(Beginning of Available data)

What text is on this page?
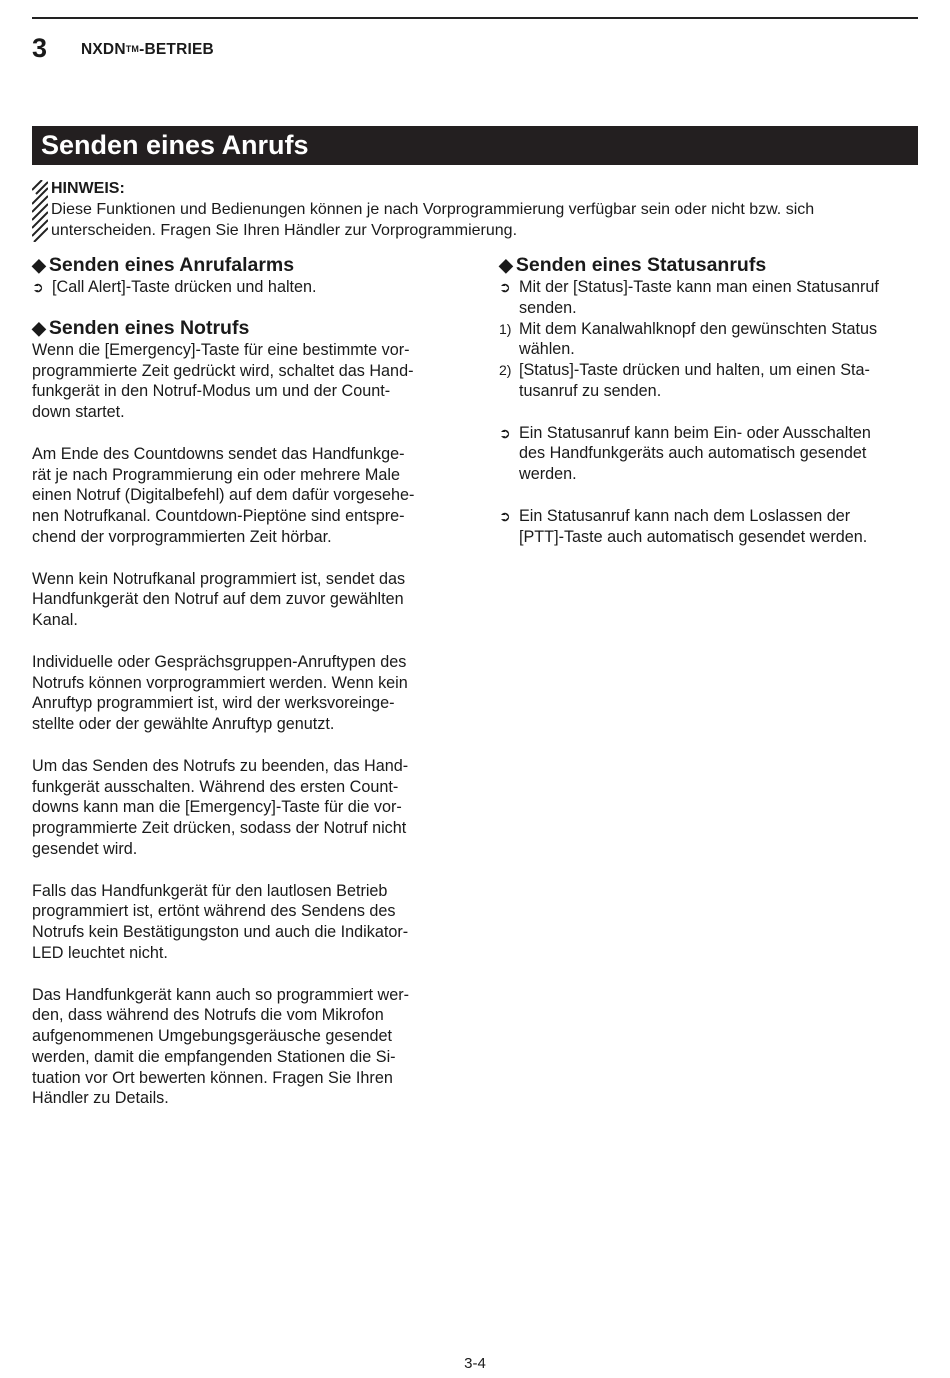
3 NXDN™-BETRIEB
Senden eines Anrufs
HINWEIS:
Diese Funktionen und Bedienungen können je nach Vorprogrammierung verfügbar sein oder nicht bzw. sich
unterscheiden. Fragen Sie Ihren Händler zur Vorprogrammierung.
◆ Senden eines Anrufalarms
➲ [Call Alert]-Taste drücken und halten.
◆ Senden eines Notrufs
Wenn die [Emergency]-Taste für eine bestimmte vor-
programmierte Zeit gedrückt wird, schaltet das Hand-
funkgerät in den Notruf-Modus um und der Count-
down startet.
Am Ende des Countdowns sendet das Handfunkge-
rät je nach Programmierung ein oder mehrere Male
einen Notruf (Digitalbefehl) auf dem dafür vorgesehe-
nen Notrufkanal. Countdown-Pieptöne sind entspre-
chend der vorprogrammierten Zeit hörbar.
Wenn kein Notrufkanal programmiert ist, sendet das
Handfunkgerät den Notruf auf dem zuvor gewählten
Kanal.
Individuelle oder Gesprächsgruppen-Anruftypen des
Notrufs können vorprogrammiert werden. Wenn kein
Anruftyp programmiert ist, wird der werksvoreinge-
stellte oder der gewählte Anruftyp genutzt.
Um das Senden des Notrufs zu beenden, das Hand-
funkgerät ausschalten. Während des ersten Count-
downs kann man die [Emergency]-Taste für die vor-
programmierte Zeit drücken, sodass der Notruf nicht
gesendet wird.
Falls das Handfunkgerät für den lautlosen Betrieb
programmiert ist, ertönt während des Sendens des
Notrufs kein Bestätigungston und auch die Indikator-
LED leuchtet nicht.
Das Handfunkgerät kann auch so programmiert wer-
den, dass während des Notrufs die vom Mikrofon
aufgenommenen Umgebungsgeräusche gesendet
werden, damit die empfangenden Stationen die Si-
tuation vor Ort bewerten können. Fragen Sie Ihren
Händler zu Details.
◆ Senden eines Statusanrufs
➲ Mit der [Status]-Taste kann man einen Statusanruf
senden.
1) Mit dem Kanalwahlknopf den gewünschten Status
wählen.
2) [Status]-Taste drücken und halten, um einen Sta-
tusanruf zu senden.
➲ Ein Statusanruf kann beim Ein- oder Ausschalten
des Handfunkgeräts auch automatisch gesendet
werden.
➲ Ein Statusanruf kann nach dem Loslassen der
[PTT]-Taste auch automatisch gesendet werden.
3-4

(End of Available data)

# Work instructions
Report each line of the data in which "nach" occurs.

# Problem solution
Diese Funktionen und Bedienungen können je nach Vorprogrammierung verfügbar sein oder nicht bzw. sich
rät je nach Programmierung ein oder mehrere Male
➲ Ein Statusanruf kann nach dem Loslassen der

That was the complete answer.